• [Listing]:
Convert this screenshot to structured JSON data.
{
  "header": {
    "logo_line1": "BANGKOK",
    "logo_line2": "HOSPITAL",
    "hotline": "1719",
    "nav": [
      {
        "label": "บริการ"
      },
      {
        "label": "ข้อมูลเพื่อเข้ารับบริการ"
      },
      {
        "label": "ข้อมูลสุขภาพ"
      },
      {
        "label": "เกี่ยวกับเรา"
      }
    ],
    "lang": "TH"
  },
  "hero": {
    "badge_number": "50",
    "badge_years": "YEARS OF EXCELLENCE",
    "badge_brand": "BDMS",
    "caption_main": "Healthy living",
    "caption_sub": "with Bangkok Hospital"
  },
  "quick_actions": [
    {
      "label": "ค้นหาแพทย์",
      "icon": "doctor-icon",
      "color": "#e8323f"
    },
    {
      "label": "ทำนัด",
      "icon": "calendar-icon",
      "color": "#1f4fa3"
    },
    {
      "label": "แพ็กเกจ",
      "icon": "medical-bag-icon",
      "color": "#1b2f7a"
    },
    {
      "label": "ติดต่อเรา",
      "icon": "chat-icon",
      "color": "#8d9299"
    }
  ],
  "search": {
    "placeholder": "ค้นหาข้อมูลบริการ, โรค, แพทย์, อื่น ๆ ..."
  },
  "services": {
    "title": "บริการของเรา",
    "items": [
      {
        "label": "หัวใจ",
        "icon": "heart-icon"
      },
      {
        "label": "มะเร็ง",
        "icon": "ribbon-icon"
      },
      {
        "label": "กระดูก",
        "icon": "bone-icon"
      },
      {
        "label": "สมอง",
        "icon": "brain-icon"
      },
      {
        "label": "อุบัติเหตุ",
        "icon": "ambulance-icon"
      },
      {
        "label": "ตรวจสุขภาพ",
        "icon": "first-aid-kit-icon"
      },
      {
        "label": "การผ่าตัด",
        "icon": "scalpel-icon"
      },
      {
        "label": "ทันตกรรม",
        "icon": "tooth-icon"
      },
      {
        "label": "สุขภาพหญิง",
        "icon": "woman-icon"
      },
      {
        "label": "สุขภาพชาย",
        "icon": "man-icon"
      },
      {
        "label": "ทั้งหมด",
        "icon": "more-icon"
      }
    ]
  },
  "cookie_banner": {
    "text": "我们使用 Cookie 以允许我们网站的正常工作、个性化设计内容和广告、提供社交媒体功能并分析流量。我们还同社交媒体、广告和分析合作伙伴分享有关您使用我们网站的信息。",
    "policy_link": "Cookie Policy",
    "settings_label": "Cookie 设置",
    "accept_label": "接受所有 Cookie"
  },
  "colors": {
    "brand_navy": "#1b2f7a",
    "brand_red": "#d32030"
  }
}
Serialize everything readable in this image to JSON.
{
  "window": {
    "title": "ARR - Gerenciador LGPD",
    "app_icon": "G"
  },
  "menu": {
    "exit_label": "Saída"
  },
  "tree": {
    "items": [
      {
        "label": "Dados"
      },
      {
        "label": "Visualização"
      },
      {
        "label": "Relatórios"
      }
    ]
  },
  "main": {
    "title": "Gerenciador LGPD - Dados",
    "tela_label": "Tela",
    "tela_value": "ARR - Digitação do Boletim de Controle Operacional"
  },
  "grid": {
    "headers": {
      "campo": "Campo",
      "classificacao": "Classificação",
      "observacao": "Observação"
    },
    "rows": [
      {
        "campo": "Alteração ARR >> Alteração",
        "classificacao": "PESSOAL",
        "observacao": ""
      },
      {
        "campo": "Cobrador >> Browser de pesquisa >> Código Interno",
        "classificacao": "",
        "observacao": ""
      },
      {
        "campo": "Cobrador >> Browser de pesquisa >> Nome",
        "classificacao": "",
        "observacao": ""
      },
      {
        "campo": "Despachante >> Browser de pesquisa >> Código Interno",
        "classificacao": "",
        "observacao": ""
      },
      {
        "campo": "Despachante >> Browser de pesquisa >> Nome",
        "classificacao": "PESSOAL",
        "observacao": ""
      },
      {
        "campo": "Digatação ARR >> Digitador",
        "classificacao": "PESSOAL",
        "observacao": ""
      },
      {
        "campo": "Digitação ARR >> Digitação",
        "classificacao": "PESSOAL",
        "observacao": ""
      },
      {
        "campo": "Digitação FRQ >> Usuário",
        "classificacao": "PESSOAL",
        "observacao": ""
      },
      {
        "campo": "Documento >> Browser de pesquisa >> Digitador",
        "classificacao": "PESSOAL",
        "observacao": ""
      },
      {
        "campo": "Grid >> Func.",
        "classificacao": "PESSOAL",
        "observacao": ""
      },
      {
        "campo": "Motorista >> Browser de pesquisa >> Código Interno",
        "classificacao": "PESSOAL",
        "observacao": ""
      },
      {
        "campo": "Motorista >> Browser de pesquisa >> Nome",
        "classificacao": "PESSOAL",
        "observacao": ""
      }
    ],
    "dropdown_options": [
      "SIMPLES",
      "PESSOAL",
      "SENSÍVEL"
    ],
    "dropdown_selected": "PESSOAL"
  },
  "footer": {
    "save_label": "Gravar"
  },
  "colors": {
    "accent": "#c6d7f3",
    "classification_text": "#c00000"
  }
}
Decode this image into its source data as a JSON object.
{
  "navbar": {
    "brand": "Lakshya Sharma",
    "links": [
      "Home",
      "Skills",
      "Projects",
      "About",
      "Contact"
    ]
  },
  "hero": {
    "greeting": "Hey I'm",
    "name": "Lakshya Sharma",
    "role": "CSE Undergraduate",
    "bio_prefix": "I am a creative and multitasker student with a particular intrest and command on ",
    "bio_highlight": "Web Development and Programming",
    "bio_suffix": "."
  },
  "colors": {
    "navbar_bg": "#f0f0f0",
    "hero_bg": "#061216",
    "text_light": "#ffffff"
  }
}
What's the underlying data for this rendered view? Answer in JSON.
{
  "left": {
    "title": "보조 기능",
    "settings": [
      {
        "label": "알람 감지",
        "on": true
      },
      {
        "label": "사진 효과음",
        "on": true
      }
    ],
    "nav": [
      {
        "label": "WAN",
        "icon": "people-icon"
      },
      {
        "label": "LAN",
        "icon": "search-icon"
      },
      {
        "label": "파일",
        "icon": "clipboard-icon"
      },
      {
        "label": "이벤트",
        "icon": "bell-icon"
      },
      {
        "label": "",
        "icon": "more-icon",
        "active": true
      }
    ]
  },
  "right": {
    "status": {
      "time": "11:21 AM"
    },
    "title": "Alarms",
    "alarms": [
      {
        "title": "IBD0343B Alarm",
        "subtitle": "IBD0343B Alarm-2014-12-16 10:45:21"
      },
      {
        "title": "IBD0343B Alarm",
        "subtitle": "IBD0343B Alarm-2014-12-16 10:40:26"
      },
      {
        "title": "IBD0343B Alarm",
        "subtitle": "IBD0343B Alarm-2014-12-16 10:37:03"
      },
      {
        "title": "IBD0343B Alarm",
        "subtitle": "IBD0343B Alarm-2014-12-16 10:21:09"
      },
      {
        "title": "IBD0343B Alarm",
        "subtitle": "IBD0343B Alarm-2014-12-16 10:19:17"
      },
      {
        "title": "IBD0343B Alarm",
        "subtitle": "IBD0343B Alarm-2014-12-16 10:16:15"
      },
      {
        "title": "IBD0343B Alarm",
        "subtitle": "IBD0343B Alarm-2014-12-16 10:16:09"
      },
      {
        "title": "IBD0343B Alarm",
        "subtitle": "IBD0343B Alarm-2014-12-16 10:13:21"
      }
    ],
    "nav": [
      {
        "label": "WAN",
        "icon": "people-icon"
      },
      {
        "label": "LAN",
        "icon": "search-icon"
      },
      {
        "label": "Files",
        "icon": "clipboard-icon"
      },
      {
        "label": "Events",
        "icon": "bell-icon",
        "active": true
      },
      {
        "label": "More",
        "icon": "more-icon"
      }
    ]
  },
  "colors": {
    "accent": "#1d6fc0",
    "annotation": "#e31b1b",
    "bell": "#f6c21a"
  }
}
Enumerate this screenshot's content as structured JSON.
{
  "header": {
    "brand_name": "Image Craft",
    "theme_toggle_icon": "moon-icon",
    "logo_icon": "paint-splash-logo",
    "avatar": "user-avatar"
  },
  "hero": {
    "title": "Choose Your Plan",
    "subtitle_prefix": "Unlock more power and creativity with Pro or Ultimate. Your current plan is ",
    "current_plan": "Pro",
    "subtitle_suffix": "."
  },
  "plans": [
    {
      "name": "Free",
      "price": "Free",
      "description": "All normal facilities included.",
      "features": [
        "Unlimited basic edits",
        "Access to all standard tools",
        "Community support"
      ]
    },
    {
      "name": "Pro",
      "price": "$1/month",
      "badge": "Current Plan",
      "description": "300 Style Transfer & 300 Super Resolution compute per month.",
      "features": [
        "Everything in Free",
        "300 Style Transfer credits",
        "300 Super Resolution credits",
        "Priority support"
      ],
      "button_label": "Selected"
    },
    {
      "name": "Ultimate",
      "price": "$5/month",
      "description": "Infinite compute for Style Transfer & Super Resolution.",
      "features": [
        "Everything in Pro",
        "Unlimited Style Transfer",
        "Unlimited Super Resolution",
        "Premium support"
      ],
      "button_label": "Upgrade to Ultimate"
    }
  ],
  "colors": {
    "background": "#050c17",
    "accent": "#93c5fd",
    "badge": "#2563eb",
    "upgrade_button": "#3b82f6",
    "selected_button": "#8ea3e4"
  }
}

• [What you are asked to do]: Pull out all lines containing "Lakshya".

• [Exercise solution]:
    "brand": "Lakshya Sharma",
    "name": "Lakshya Sharma",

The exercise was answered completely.